- _Données fournies_:
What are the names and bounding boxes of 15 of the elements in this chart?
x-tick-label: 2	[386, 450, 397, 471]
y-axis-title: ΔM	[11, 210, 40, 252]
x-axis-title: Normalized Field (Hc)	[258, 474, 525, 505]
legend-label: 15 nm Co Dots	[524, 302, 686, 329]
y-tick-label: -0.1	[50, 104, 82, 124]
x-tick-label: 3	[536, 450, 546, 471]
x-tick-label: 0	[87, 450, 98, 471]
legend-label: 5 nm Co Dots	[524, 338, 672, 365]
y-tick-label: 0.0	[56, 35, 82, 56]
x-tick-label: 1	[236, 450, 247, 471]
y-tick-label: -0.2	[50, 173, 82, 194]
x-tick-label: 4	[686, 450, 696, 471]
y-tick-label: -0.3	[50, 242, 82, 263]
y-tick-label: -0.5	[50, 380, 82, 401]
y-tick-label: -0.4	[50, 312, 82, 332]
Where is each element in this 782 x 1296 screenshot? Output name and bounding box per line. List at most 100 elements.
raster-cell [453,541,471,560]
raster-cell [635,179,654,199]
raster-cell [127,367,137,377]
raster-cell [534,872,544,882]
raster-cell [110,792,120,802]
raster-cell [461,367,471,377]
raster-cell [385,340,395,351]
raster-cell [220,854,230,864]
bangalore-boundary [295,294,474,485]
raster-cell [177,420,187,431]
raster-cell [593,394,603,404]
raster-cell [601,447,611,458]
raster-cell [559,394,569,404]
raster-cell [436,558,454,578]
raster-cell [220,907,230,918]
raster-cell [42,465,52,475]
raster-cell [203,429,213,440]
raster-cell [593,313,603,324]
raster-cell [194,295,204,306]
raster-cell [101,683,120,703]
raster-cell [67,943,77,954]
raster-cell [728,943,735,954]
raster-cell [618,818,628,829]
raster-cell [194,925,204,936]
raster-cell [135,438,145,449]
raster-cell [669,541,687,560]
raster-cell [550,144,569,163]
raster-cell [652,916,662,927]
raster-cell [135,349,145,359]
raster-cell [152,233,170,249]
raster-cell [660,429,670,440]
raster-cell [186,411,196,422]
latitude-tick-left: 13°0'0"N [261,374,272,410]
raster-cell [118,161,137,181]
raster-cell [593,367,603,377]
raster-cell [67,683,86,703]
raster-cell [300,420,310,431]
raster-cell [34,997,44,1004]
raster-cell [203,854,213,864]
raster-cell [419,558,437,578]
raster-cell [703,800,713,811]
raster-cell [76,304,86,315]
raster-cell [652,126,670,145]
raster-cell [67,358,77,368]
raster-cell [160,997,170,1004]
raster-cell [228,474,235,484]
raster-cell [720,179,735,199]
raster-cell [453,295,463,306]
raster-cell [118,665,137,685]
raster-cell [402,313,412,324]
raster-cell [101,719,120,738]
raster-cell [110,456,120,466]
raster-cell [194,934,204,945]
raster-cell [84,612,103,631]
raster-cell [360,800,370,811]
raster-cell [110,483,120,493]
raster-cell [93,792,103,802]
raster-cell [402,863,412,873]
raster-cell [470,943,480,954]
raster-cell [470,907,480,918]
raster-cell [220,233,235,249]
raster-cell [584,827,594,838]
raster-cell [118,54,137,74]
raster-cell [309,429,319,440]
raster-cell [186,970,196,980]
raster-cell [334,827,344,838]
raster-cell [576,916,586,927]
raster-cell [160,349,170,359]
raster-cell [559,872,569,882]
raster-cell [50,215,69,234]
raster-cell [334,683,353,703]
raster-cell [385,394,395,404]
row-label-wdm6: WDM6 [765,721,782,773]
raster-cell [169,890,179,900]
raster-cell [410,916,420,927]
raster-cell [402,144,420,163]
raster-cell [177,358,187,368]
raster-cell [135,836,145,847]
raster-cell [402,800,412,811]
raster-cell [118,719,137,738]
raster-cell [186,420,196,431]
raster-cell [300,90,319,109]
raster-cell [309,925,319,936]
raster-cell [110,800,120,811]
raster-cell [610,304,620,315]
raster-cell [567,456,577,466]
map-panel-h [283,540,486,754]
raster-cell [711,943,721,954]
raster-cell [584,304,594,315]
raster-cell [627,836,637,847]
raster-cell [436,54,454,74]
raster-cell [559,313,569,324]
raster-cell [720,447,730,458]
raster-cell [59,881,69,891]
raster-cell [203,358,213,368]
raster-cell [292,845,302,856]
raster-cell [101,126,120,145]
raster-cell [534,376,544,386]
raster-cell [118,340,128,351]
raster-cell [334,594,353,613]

- _Travail demandé_:
Mettez à jour la liste ci-dessus en remplaçant partout "raster-cell" par "map-cell", sans rien modifier d'autre.

- _Corrigé de l'exercice_:
What are the names and bounding boxes of 15 of the elements in this chart?
x-tick-label: 2	[386, 450, 397, 471]
y-axis-title: ΔM	[11, 210, 40, 252]
x-axis-title: Normalized Field (Hc)	[258, 474, 525, 505]
legend-label: 15 nm Co Dots	[524, 302, 686, 329]
y-tick-label: -0.1	[50, 104, 82, 124]
x-tick-label: 3	[536, 450, 546, 471]
x-tick-label: 0	[87, 450, 98, 471]
legend-label: 5 nm Co Dots	[524, 338, 672, 365]
y-tick-label: 0.0	[56, 35, 82, 56]
x-tick-label: 1	[236, 450, 247, 471]
y-tick-label: -0.2	[50, 173, 82, 194]
x-tick-label: 4	[686, 450, 696, 471]
y-tick-label: -0.3	[50, 242, 82, 263]
y-tick-label: -0.5	[50, 380, 82, 401]
y-tick-label: -0.4	[50, 312, 82, 332]
Where is each element in this 782 x 1296 screenshot? Output name and bounding box per line. List at most 100 elements.
map-cell [453,541,471,560]
map-cell [635,179,654,199]
map-cell [127,367,137,377]
map-cell [534,872,544,882]
map-cell [110,792,120,802]
map-cell [461,367,471,377]
map-cell [385,340,395,351]
map-cell [220,854,230,864]
bangalore-boundary [295,294,474,485]
map-cell [177,420,187,431]
map-cell [593,394,603,404]
map-cell [601,447,611,458]
map-cell [559,394,569,404]
map-cell [436,558,454,578]
map-cell [220,907,230,918]
map-cell [42,465,52,475]
map-cell [203,429,213,440]
map-cell [593,313,603,324]
map-cell [194,295,204,306]
map-cell [101,683,120,703]
map-cell [67,943,77,954]
map-cell [728,943,735,954]
map-cell [618,818,628,829]
map-cell [194,925,204,936]
map-cell [135,438,145,449]
map-cell [669,541,687,560]
map-cell [550,144,569,163]
map-cell [652,916,662,927]
map-cell [135,349,145,359]
map-cell [152,233,170,249]
map-cell [660,429,670,440]
map-cell [186,411,196,422]
latitude-tick-left: 13°0'0"N [261,374,272,410]
map-cell [118,161,137,181]
map-cell [593,367,603,377]
map-cell [67,683,86,703]
map-cell [300,420,310,431]
map-cell [34,997,44,1004]
map-cell [203,854,213,864]
map-cell [419,558,437,578]
map-cell [703,800,713,811]
map-cell [76,304,86,315]
map-cell [652,126,670,145]
map-cell [67,358,77,368]
map-cell [160,997,170,1004]
map-cell [228,474,235,484]
map-cell [720,179,735,199]
map-cell [453,295,463,306]
map-cell [118,665,137,685]
map-cell [402,313,412,324]
map-cell [101,719,120,738]
map-cell [110,456,120,466]
map-cell [194,934,204,945]
map-cell [84,612,103,631]
map-cell [360,800,370,811]
map-cell [110,483,120,493]
map-cell [93,792,103,802]
map-cell [402,863,412,873]
map-cell [470,943,480,954]
map-cell [470,907,480,918]
map-cell [220,233,235,249]
map-cell [584,827,594,838]
map-cell [118,54,137,74]
map-cell [309,429,319,440]
map-cell [186,970,196,980]
map-cell [334,827,344,838]
map-cell [576,916,586,927]
map-cell [160,349,170,359]
map-cell [559,872,569,882]
map-cell [50,215,69,234]
map-cell [334,683,353,703]
map-cell [385,394,395,404]
row-label-wdm6: WDM6 [765,721,782,773]
map-cell [169,890,179,900]
map-cell [410,916,420,927]
map-cell [402,144,420,163]
map-cell [177,358,187,368]
map-cell [135,836,145,847]
map-cell [402,800,412,811]
map-cell [118,719,137,738]
map-cell [186,420,196,431]
map-cell [300,90,319,109]
map-cell [309,925,319,936]
map-cell [110,800,120,811]
map-cell [610,304,620,315]
map-cell [567,456,577,466]
map-panel-h [283,540,486,754]
map-cell [711,943,721,954]
map-cell [584,304,594,315]
map-cell [627,836,637,847]
map-cell [436,54,454,74]
map-cell [559,313,569,324]
map-cell [720,447,730,458]
map-cell [59,881,69,891]
map-cell [203,358,213,368]
map-cell [292,845,302,856]
map-cell [101,126,120,145]
map-cell [534,376,544,386]
map-cell [118,340,128,351]
map-cell [334,594,353,613]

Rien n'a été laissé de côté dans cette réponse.